Return all lines from the listing below in which the string "legend" occurs.
═════ Raw data
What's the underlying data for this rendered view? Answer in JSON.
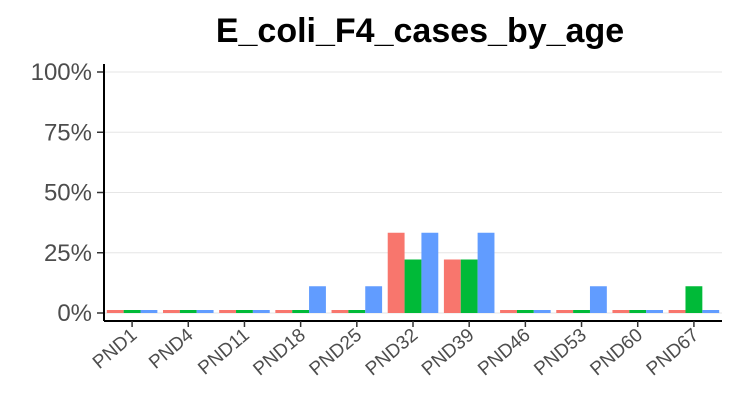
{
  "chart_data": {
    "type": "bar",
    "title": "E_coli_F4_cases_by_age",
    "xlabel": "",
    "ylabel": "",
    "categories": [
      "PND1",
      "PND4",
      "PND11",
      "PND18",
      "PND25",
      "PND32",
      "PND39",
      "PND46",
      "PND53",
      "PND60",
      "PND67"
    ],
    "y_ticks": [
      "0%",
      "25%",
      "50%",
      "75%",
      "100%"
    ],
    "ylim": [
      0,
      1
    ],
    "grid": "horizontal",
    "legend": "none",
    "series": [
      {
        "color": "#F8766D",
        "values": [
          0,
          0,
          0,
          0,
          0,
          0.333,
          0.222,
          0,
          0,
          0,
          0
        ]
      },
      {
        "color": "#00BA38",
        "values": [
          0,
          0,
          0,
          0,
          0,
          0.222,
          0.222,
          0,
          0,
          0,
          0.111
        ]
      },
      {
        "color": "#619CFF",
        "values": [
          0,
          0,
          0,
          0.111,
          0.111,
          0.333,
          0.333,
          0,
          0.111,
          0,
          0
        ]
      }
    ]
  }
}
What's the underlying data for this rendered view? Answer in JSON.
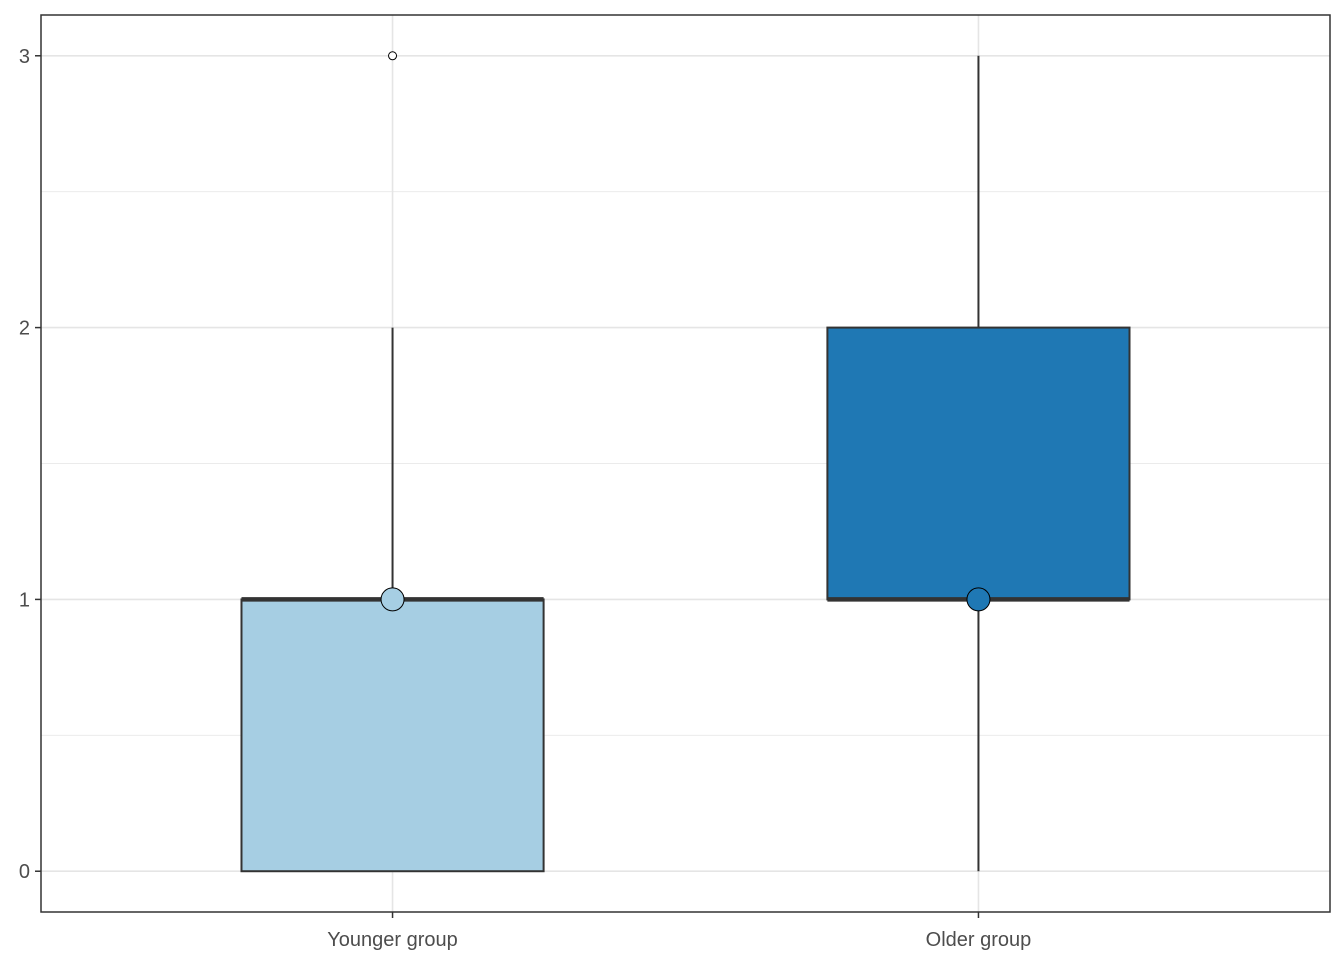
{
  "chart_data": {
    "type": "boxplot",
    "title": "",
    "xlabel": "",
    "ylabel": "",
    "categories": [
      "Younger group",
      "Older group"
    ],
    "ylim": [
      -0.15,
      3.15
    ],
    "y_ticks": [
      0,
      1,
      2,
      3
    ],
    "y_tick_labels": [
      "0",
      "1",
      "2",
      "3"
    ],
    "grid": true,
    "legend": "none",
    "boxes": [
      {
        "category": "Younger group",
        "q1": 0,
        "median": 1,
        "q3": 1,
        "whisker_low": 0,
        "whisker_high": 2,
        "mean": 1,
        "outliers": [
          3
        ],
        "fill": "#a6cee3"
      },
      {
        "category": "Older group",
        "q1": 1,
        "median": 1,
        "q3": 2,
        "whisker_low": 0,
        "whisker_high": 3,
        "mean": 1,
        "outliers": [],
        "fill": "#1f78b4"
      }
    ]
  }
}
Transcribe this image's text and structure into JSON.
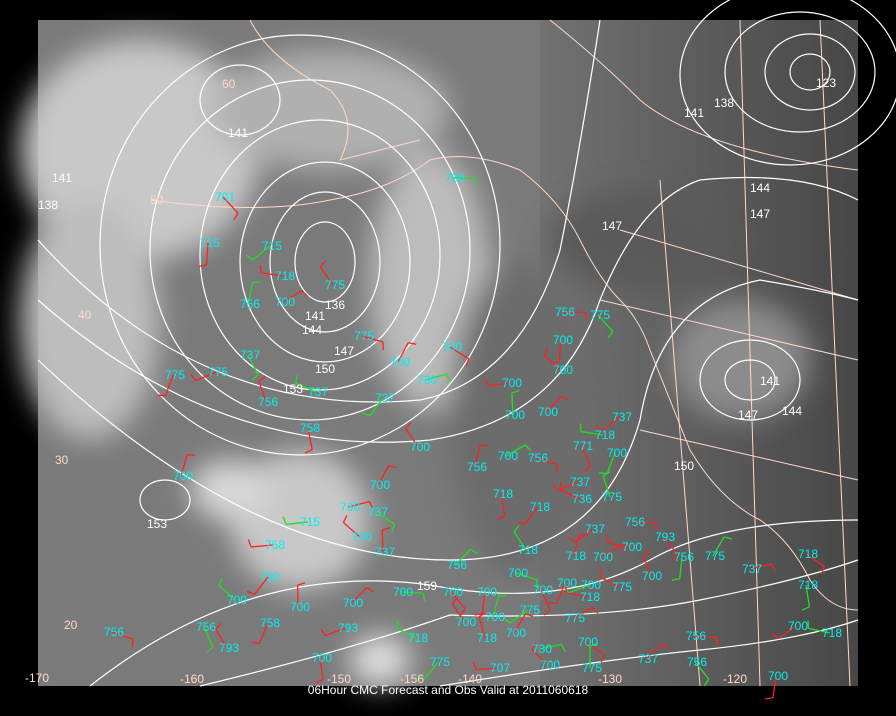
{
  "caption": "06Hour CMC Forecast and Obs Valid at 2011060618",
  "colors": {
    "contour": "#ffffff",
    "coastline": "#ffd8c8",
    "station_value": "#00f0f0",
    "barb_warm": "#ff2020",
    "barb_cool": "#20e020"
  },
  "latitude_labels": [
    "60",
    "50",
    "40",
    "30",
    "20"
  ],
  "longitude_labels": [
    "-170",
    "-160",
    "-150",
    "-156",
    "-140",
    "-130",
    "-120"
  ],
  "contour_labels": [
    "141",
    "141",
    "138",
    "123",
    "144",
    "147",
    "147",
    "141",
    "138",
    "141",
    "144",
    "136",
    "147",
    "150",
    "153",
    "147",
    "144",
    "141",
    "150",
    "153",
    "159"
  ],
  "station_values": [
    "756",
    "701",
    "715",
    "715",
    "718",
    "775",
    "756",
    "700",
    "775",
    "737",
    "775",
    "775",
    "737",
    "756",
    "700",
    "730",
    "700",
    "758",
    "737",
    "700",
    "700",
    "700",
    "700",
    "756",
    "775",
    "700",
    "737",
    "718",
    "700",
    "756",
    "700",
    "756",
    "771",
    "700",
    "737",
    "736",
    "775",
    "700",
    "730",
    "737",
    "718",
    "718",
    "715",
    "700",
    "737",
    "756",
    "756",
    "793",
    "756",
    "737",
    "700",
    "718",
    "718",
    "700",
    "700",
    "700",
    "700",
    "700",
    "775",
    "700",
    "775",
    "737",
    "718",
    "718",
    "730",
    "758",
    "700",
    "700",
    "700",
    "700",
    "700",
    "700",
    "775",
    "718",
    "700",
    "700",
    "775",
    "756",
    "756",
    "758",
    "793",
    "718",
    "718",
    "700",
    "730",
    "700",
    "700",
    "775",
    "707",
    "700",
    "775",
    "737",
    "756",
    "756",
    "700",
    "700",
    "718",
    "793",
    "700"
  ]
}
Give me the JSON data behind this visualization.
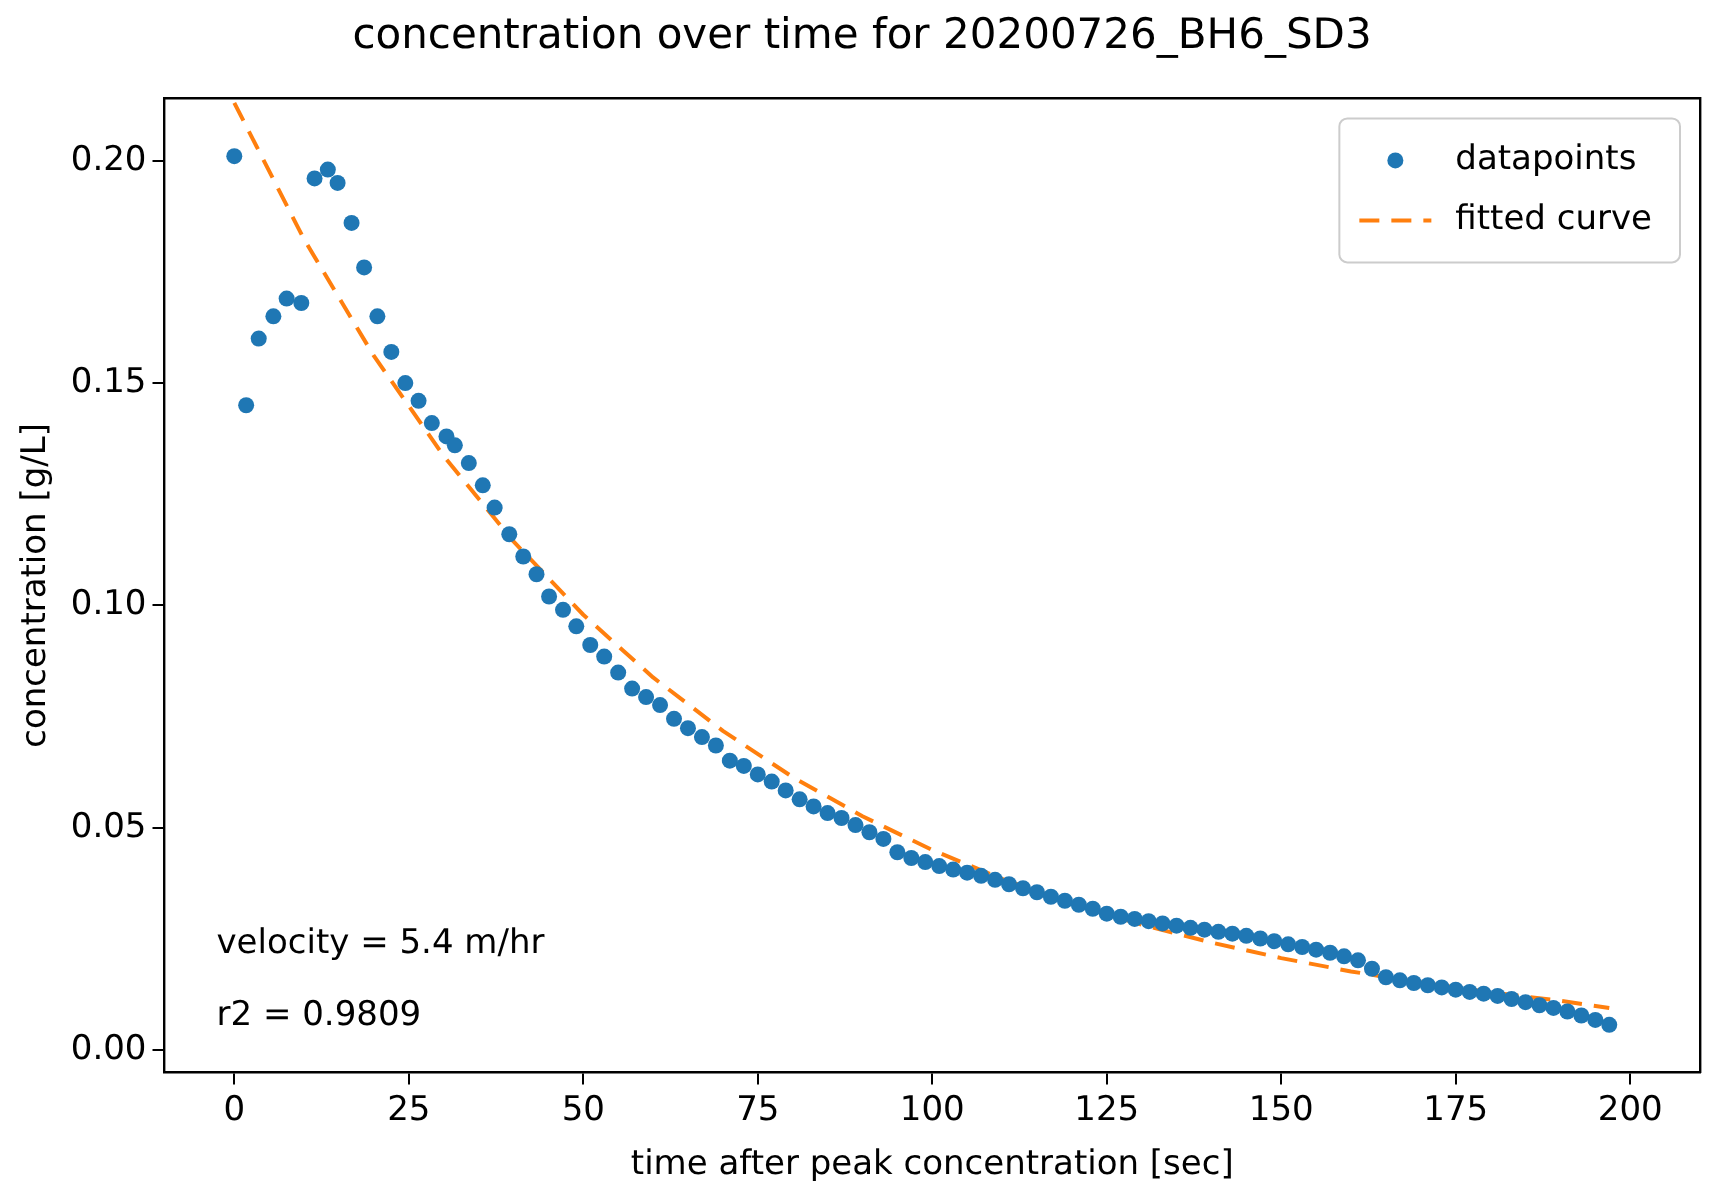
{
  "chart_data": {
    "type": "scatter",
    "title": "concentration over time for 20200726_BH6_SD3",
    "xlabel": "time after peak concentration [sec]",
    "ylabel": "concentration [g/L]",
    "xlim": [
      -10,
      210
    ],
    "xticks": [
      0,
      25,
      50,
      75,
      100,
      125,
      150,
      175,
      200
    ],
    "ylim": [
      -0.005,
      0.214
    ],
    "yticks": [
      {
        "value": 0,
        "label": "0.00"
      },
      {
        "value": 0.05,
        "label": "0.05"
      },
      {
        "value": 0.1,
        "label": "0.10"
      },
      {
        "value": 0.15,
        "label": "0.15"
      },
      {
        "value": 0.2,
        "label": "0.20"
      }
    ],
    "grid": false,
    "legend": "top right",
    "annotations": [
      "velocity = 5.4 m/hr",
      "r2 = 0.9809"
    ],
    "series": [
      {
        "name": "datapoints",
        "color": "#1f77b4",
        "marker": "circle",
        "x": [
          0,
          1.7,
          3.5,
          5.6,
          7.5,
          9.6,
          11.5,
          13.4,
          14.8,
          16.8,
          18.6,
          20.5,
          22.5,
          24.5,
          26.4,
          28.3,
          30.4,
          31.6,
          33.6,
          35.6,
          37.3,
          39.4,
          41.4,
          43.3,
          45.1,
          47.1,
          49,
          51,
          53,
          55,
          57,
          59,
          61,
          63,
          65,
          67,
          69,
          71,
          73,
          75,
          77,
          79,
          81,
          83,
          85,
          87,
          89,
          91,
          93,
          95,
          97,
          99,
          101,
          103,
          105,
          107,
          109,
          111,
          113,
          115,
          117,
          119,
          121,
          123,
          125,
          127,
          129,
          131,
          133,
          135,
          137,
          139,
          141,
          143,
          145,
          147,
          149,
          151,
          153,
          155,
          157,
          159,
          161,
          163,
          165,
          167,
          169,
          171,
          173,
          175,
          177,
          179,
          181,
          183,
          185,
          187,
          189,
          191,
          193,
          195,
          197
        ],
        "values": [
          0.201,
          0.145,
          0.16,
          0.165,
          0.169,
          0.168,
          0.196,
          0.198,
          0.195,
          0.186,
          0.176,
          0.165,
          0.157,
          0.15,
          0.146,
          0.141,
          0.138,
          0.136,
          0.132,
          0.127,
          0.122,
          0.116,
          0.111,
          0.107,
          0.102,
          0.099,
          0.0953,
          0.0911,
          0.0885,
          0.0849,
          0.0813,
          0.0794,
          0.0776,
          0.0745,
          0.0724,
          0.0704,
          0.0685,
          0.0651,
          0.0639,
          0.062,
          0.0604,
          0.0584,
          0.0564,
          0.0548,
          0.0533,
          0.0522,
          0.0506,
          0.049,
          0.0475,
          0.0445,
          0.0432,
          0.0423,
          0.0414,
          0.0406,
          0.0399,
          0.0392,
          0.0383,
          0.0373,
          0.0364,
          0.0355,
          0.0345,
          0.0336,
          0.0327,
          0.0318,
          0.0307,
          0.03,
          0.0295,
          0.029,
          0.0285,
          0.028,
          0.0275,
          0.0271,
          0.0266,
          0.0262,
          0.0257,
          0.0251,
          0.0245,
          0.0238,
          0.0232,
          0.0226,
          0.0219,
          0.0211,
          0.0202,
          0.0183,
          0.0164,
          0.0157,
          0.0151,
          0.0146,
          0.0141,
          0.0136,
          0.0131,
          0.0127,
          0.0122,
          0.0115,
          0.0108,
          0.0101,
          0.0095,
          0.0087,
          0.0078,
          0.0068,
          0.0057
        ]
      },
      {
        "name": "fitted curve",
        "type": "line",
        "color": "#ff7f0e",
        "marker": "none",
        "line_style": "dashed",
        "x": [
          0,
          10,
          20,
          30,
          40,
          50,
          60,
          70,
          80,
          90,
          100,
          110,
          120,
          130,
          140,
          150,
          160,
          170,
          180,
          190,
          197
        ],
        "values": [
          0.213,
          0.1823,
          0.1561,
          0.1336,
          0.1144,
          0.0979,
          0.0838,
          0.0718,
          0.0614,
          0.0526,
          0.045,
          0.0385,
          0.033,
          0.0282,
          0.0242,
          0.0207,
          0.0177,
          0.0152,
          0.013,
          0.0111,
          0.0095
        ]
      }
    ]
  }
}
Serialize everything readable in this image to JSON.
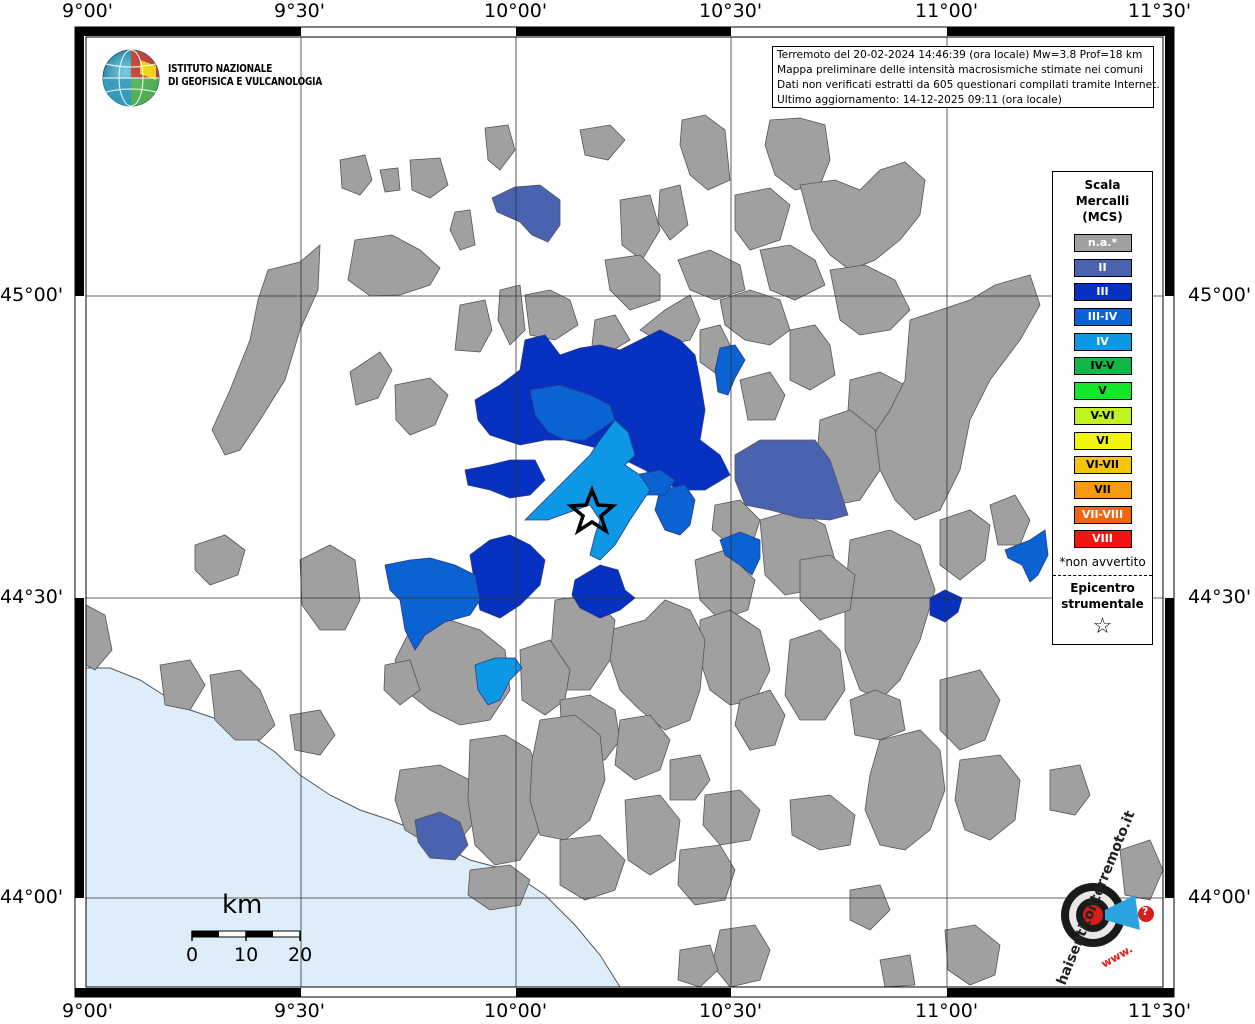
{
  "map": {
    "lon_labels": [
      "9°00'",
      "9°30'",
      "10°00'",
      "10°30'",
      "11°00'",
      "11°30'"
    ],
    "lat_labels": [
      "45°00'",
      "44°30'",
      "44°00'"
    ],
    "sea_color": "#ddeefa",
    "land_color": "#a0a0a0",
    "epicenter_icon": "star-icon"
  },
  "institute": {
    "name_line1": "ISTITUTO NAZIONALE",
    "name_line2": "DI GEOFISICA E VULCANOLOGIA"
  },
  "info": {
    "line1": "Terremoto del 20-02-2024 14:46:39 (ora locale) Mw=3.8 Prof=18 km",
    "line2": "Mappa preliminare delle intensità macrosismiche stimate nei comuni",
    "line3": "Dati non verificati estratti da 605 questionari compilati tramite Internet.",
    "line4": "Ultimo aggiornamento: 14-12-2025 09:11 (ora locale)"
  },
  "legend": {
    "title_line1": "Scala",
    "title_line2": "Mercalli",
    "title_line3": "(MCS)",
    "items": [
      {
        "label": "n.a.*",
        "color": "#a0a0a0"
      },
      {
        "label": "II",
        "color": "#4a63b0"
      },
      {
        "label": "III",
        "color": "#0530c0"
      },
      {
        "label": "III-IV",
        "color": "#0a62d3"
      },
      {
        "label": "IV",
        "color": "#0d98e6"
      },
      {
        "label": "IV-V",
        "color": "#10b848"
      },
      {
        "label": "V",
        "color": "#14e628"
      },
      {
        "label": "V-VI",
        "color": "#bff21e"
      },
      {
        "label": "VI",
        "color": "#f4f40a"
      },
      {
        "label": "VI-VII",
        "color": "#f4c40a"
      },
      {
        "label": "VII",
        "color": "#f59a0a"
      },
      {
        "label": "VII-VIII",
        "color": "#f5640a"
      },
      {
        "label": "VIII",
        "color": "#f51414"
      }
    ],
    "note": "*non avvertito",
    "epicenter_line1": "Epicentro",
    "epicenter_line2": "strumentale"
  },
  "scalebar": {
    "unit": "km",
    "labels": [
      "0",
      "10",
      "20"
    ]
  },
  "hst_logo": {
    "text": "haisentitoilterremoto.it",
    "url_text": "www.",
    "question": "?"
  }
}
══════════
• _Task answer_:
    "legend": "none",
    "legend": "none",
    "legend": "top right",
  "legend": {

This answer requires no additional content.